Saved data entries
----
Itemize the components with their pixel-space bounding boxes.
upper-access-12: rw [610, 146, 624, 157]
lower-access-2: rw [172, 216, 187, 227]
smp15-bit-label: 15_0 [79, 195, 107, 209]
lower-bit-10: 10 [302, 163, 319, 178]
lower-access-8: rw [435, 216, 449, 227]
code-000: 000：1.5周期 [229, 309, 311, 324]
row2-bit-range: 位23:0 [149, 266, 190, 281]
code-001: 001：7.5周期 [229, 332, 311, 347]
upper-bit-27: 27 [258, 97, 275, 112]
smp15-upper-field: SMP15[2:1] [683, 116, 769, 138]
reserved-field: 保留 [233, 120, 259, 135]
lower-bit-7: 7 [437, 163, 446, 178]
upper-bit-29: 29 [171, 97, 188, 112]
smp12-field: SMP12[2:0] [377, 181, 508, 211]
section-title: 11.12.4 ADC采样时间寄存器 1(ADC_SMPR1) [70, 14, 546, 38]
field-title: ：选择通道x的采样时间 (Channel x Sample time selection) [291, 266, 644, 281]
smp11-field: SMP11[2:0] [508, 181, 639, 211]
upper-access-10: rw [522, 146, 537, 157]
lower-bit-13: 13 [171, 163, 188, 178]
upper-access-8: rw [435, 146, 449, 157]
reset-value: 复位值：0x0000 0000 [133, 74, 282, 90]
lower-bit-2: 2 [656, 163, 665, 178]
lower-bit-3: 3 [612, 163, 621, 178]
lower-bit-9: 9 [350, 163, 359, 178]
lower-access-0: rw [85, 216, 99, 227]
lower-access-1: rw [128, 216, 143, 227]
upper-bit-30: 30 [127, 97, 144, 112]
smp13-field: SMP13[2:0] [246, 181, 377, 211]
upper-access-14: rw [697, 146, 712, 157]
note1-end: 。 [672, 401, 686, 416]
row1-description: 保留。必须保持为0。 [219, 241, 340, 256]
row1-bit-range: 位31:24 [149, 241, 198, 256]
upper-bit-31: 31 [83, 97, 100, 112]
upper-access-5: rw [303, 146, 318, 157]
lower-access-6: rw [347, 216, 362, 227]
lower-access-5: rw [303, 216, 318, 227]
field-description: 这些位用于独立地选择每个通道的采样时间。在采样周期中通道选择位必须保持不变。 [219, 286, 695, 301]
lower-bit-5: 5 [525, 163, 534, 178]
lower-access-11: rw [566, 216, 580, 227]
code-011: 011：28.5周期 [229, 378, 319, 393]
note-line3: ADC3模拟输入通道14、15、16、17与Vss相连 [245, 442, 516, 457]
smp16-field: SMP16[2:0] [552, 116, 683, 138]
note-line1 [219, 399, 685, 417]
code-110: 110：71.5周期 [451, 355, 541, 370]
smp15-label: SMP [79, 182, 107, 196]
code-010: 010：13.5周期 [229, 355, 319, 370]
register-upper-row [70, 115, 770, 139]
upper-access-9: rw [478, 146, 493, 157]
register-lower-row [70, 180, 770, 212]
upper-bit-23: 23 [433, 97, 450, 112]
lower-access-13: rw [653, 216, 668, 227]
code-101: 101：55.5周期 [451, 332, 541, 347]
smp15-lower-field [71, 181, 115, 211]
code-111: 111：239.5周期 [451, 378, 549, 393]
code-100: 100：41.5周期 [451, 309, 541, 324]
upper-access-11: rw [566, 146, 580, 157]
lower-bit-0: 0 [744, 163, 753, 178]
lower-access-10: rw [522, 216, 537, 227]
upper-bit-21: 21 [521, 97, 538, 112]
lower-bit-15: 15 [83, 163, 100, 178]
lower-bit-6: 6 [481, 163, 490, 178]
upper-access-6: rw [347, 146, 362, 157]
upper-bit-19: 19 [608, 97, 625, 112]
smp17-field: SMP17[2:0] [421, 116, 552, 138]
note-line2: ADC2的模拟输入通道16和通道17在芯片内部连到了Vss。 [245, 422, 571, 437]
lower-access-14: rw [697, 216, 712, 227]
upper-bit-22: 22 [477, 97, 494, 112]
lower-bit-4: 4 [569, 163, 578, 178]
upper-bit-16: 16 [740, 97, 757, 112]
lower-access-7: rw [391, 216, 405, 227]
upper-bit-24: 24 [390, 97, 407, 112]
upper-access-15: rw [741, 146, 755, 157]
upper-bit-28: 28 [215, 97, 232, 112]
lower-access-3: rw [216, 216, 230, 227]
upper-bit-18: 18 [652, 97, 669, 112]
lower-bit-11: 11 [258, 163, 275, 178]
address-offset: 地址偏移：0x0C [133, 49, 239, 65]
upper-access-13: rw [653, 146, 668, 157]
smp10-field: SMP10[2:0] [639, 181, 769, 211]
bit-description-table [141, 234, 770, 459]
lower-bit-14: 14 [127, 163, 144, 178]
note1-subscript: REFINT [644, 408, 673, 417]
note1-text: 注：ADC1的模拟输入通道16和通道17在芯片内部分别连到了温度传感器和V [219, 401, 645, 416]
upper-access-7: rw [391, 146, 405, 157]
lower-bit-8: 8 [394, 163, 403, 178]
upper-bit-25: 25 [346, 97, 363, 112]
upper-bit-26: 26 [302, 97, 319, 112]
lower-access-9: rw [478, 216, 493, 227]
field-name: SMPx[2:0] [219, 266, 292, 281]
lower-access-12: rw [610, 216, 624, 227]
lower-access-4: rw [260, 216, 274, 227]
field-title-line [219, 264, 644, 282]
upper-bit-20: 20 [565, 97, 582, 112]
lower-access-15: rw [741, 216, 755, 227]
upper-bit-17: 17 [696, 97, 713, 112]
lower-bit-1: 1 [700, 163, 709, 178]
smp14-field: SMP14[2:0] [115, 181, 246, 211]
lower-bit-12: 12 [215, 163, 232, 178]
----
Put the lines of the entries into a numbered list, from the first line through the line holding "upper-bit-29: 29 [171, 97, 188, 112]", inclusive. Leave out any blank lines.

1. Itemize the components with their pixel-space bounding boxes.
2. upper-access-12: rw [610, 146, 624, 157]
3. lower-access-2: rw [172, 216, 187, 227]
4. smp15-bit-label: 15_0 [79, 195, 107, 209]
5. lower-bit-10: 10 [302, 163, 319, 178]
6. lower-access-8: rw [435, 216, 449, 227]
7. code-000: 000：1.5周期 [229, 309, 311, 324]
8. row2-bit-range: 位23:0 [149, 266, 190, 281]
9. code-001: 001：7.5周期 [229, 332, 311, 347]
10. upper-bit-27: 27 [258, 97, 275, 112]
11. smp15-upper-field: SMP15[2:1] [683, 116, 769, 138]
12. reserved-field: 保留 [233, 120, 259, 135]
13. lower-bit-7: 7 [437, 163, 446, 178]
14. upper-bit-29: 29 [171, 97, 188, 112]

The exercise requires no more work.